┌────────
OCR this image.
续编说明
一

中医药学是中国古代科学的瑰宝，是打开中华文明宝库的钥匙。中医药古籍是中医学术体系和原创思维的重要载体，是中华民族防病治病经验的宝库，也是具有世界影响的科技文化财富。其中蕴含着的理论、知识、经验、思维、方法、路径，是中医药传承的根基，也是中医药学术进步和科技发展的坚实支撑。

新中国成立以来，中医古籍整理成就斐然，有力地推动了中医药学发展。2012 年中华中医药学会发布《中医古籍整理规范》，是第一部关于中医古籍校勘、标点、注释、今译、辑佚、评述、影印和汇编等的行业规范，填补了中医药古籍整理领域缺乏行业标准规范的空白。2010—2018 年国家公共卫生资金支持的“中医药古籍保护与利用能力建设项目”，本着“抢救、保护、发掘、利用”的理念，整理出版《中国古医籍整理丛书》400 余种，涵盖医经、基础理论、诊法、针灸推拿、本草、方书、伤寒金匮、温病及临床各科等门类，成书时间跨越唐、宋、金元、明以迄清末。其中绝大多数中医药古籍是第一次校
└────────
┌────────
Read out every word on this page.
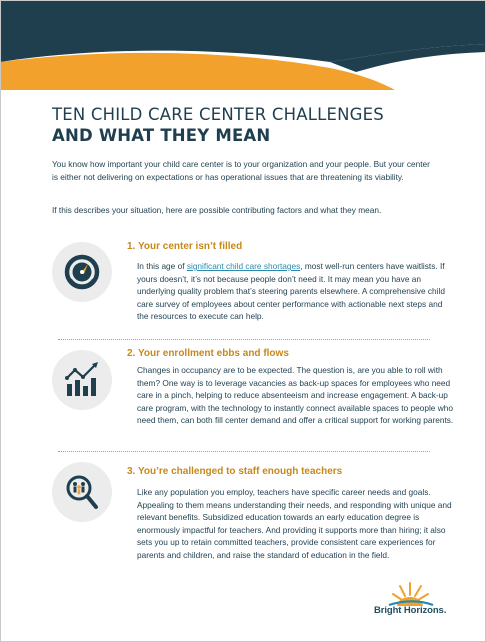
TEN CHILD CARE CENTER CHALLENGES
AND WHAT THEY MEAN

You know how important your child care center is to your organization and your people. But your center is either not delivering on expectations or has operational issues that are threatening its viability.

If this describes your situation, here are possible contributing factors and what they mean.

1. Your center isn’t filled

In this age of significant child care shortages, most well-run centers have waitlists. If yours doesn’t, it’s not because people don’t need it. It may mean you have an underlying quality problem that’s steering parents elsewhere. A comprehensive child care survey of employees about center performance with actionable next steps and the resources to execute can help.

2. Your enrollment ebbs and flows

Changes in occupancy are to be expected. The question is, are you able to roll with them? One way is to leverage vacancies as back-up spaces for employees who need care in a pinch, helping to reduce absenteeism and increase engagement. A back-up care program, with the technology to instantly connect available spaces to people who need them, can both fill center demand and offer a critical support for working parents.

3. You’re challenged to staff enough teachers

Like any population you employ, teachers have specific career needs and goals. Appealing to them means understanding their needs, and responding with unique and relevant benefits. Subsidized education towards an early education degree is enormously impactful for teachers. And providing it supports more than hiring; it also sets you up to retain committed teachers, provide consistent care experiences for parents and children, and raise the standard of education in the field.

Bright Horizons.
└────────
Count the lines in the records above that contain the word "teachers", and give only the number.

2